Images are not part of the copy; write out the rest of the data exactly as given.

-- RECORDS SHOWN --
☆ ☆ ☆

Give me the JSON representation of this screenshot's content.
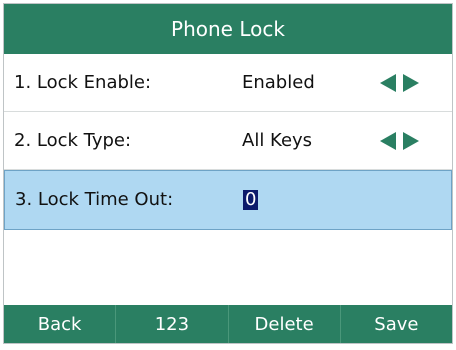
{
  "title": "Phone Lock",
  "rows": [
    {
      "label": "1. Lock Enable:",
      "value": "Enabled"
    },
    {
      "label": "2. Lock Type:",
      "value": "All Keys"
    },
    {
      "label": "3. Lock Time Out:",
      "value": "0"
    }
  ],
  "softkeys": [
    "Back",
    "123",
    "Delete",
    "Save"
  ],
  "colors": {
    "accent": "#2a7f62",
    "selected_row": "#afd8f2",
    "cursor": "#0b1a6b"
  },
  "icons": {
    "prev": "arrow-left-icon",
    "next": "arrow-right-icon"
  }
}
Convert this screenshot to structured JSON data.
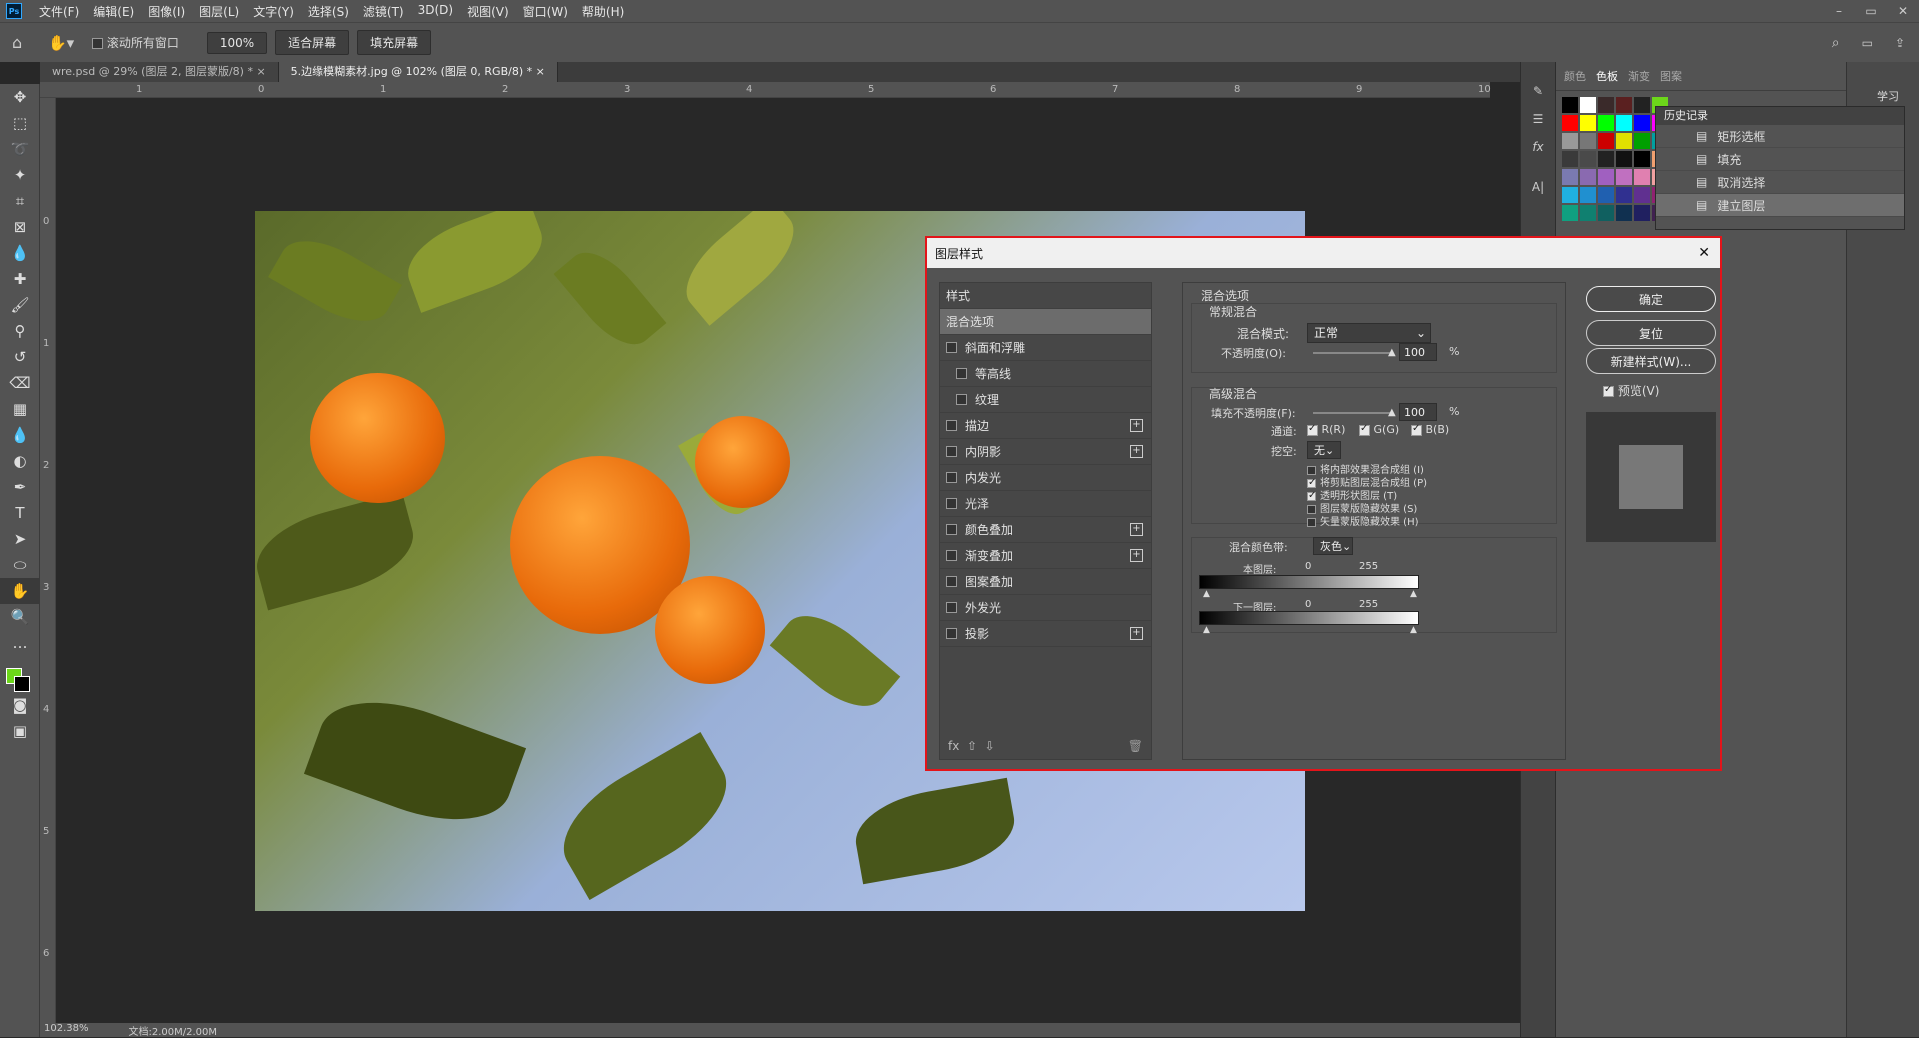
{
  "menu": {
    "logo": "Ps",
    "items": [
      "文件(F)",
      "编辑(E)",
      "图像(I)",
      "图层(L)",
      "文字(Y)",
      "选择(S)",
      "滤镜(T)",
      "3D(D)",
      "视图(V)",
      "窗口(W)",
      "帮助(H)"
    ],
    "win": [
      "–",
      "▭",
      "✕"
    ]
  },
  "options": {
    "scroll_all": "滚动所有窗口",
    "zoom": "100%",
    "fit": "适合屏幕",
    "fill": "填充屏幕"
  },
  "tabs": [
    "wre.psd @ 29% (图层 2, 图层蒙版/8) *",
    "5.边缘模糊素材.jpg @ 102% (图层 0, RGB/8) *"
  ],
  "ruler": {
    "h": [
      "1",
      "0",
      "1",
      "2",
      "3",
      "4",
      "5",
      "6",
      "7",
      "8",
      "9",
      "10"
    ],
    "v": [
      "0",
      "1",
      "2",
      "3",
      "4",
      "5",
      "6"
    ]
  },
  "status": {
    "zoom": "102.38%",
    "doc": "文档:2.00M/2.00M"
  },
  "panel": {
    "tabs": [
      "颜色",
      "色板",
      "渐变",
      "图案"
    ],
    "learn": "学习"
  },
  "swatches": [
    "#000000",
    "#ffffff",
    "#3a2a2a",
    "#5a2020",
    "#222222",
    "#6cd61a",
    "#ff0000",
    "#ffff00",
    "#00ff00",
    "#00ffff",
    "#0000ff",
    "#ff00ff",
    "#999999",
    "#777777",
    "#cc0000",
    "#e0e000",
    "#00a000",
    "#00a0a0",
    "#3a3a3a",
    "#4a4a4a",
    "#222222",
    "#111111",
    "#000000",
    "#f0a070",
    "#7a7ab0",
    "#8a6ab0",
    "#a060c0",
    "#c070c0",
    "#e080b0",
    "#f0a0a0",
    "#20b0e0",
    "#2090d0",
    "#2060b0",
    "#303090",
    "#603090",
    "#902070",
    "#10a080",
    "#108070",
    "#106060",
    "#103050",
    "#202060",
    "#402050"
  ],
  "history": {
    "title": "历史记录",
    "items": [
      "矩形选框",
      "填充",
      "取消选择",
      "建立图层"
    ]
  },
  "dialog": {
    "title": "图层样式",
    "close": "✕",
    "styles_header": "样式",
    "styles": [
      {
        "label": "混合选项",
        "sel": true,
        "chk": false,
        "plus": false
      },
      {
        "label": "斜面和浮雕",
        "chk": true,
        "plus": false
      },
      {
        "label": "等高线",
        "chk": true,
        "plus": false,
        "sub": true
      },
      {
        "label": "纹理",
        "chk": true,
        "plus": false,
        "sub": true
      },
      {
        "label": "描边",
        "chk": true,
        "plus": true
      },
      {
        "label": "内阴影",
        "chk": true,
        "plus": true
      },
      {
        "label": "内发光",
        "chk": true,
        "plus": false
      },
      {
        "label": "光泽",
        "chk": true,
        "plus": false
      },
      {
        "label": "颜色叠加",
        "chk": true,
        "plus": true
      },
      {
        "label": "渐变叠加",
        "chk": true,
        "plus": true
      },
      {
        "label": "图案叠加",
        "chk": true,
        "plus": false
      },
      {
        "label": "外发光",
        "chk": true,
        "plus": false
      },
      {
        "label": "投影",
        "chk": true,
        "plus": true
      }
    ],
    "blend_title": "混合选项",
    "normal": "常规混合",
    "mode_label": "混合模式:",
    "mode": "正常",
    "opacity_label": "不透明度(O):",
    "opacity": "100",
    "pct": "%",
    "advanced": "高级混合",
    "fill_label": "填充不透明度(F):",
    "fill": "100",
    "channels_label": "通道:",
    "r": "R(R)",
    "g": "G(G)",
    "b": "B(B)",
    "knockout_label": "挖空:",
    "knockout": "无",
    "opts": [
      {
        "label": "将内部效果混合成组 (I)",
        "on": false
      },
      {
        "label": "将剪贴图层混合成组 (P)",
        "on": true
      },
      {
        "label": "透明形状图层 (T)",
        "on": true
      },
      {
        "label": "图层蒙版隐藏效果 (S)",
        "on": false
      },
      {
        "label": "矢量蒙版隐藏效果 (H)",
        "on": false
      }
    ],
    "band_label": "混合颜色带:",
    "band": "灰色",
    "this_layer": "本图层:",
    "below_layer": "下一图层:",
    "v0": "0",
    "v255": "255",
    "ok": "确定",
    "reset": "复位",
    "new_style": "新建样式(W)...",
    "preview": "预览(V)"
  }
}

☆ ☆ ☆

-- TASK ANSWER --
Give me the JSON representation of this screenshot's content.
{
  "title": "Phone Lock",
  "rows": [
    {
      "label": "1. Lock Enable:",
      "value": "Enabled"
    },
    {
      "label": "2. Lock Type:",
      "value": "All Keys"
    },
    {
      "label": "3. Lock Time Out:",
      "value": "0"
    }
  ],
  "softkeys": [
    "Back",
    "123",
    "Delete",
    "Save"
  ],
  "colors": {
    "accent": "#2a7f62",
    "selected_row": "#afd8f2",
    "cursor": "#0b1a6b"
  },
  "icons": {
    "prev": "arrow-left-icon",
    "next": "arrow-right-icon"
  }
}
Convert this screenshot to structured JSON data.
{
  "menu": {
    "logo": "Ps",
    "items": [
      "文件(F)",
      "编辑(E)",
      "图像(I)",
      "图层(L)",
      "文字(Y)",
      "选择(S)",
      "滤镜(T)",
      "3D(D)",
      "视图(V)",
      "窗口(W)",
      "帮助(H)"
    ],
    "win": [
      "–",
      "▭",
      "✕"
    ]
  },
  "options": {
    "scroll_all": "滚动所有窗口",
    "zoom": "100%",
    "fit": "适合屏幕",
    "fill": "填充屏幕"
  },
  "tabs": [
    "wre.psd @ 29% (图层 2, 图层蒙版/8) *",
    "5.边缘模糊素材.jpg @ 102% (图层 0, RGB/8) *"
  ],
  "ruler": {
    "h": [
      "1",
      "0",
      "1",
      "2",
      "3",
      "4",
      "5",
      "6",
      "7",
      "8",
      "9",
      "10"
    ],
    "v": [
      "0",
      "1",
      "2",
      "3",
      "4",
      "5",
      "6"
    ]
  },
  "status": {
    "zoom": "102.38%",
    "doc": "文档:2.00M/2.00M"
  },
  "panel": {
    "tabs": [
      "颜色",
      "色板",
      "渐变",
      "图案"
    ],
    "learn": "学习"
  },
  "swatches": [
    "#000000",
    "#ffffff",
    "#3a2a2a",
    "#5a2020",
    "#222222",
    "#6cd61a",
    "#ff0000",
    "#ffff00",
    "#00ff00",
    "#00ffff",
    "#0000ff",
    "#ff00ff",
    "#999999",
    "#777777",
    "#cc0000",
    "#e0e000",
    "#00a000",
    "#00a0a0",
    "#3a3a3a",
    "#4a4a4a",
    "#222222",
    "#111111",
    "#000000",
    "#f0a070",
    "#7a7ab0",
    "#8a6ab0",
    "#a060c0",
    "#c070c0",
    "#e080b0",
    "#f0a0a0",
    "#20b0e0",
    "#2090d0",
    "#2060b0",
    "#303090",
    "#603090",
    "#902070",
    "#10a080",
    "#108070",
    "#106060",
    "#103050",
    "#202060",
    "#402050"
  ],
  "history": {
    "title": "历史记录",
    "items": [
      "矩形选框",
      "填充",
      "取消选择",
      "建立图层"
    ]
  },
  "dialog": {
    "title": "图层样式",
    "close": "✕",
    "styles_header": "样式",
    "styles": [
      {
        "label": "混合选项",
        "sel": true,
        "chk": false,
        "plus": false
      },
      {
        "label": "斜面和浮雕",
        "chk": true,
        "plus": false
      },
      {
        "label": "等高线",
        "chk": true,
        "plus": false,
        "sub": true
      },
      {
        "label": "纹理",
        "chk": true,
        "plus": false,
        "sub": true
      },
      {
        "label": "描边",
        "chk": true,
        "plus": true
      },
      {
        "label": "内阴影",
        "chk": true,
        "plus": true
      },
      {
        "label": "内发光",
        "chk": true,
        "plus": false
      },
      {
        "label": "光泽",
        "chk": true,
        "plus": false
      },
      {
        "label": "颜色叠加",
        "chk": true,
        "plus": true
      },
      {
        "label": "渐变叠加",
        "chk": true,
        "plus": true
      },
      {
        "label": "图案叠加",
        "chk": true,
        "plus": false
      },
      {
        "label": "外发光",
        "chk": true,
        "plus": false
      },
      {
        "label": "投影",
        "chk": true,
        "plus": true
      }
    ],
    "blend_title": "混合选项",
    "normal": "常规混合",
    "mode_label": "混合模式:",
    "mode": "正常",
    "opacity_label": "不透明度(O):",
    "opacity": "100",
    "pct": "%",
    "advanced": "高级混合",
    "fill_label": "填充不透明度(F):",
    "fill": "100",
    "channels_label": "通道:",
    "r": "R(R)",
    "g": "G(G)",
    "b": "B(B)",
    "knockout_label": "挖空:",
    "knockout": "无",
    "opts": [
      {
        "label": "将内部效果混合成组 (I)",
        "on": false
      },
      {
        "label": "将剪贴图层混合成组 (P)",
        "on": true
      },
      {
        "label": "透明形状图层 (T)",
        "on": true
      },
      {
        "label": "图层蒙版隐藏效果 (S)",
        "on": false
      },
      {
        "label": "矢量蒙版隐藏效果 (H)",
        "on": false
      }
    ],
    "band_label": "混合颜色带:",
    "band": "灰色",
    "this_layer": "本图层:",
    "below_layer": "下一图层:",
    "v0": "0",
    "v255": "255",
    "ok": "确定",
    "reset": "复位",
    "new_style": "新建样式(W)...",
    "preview": "预览(V)"
  }
}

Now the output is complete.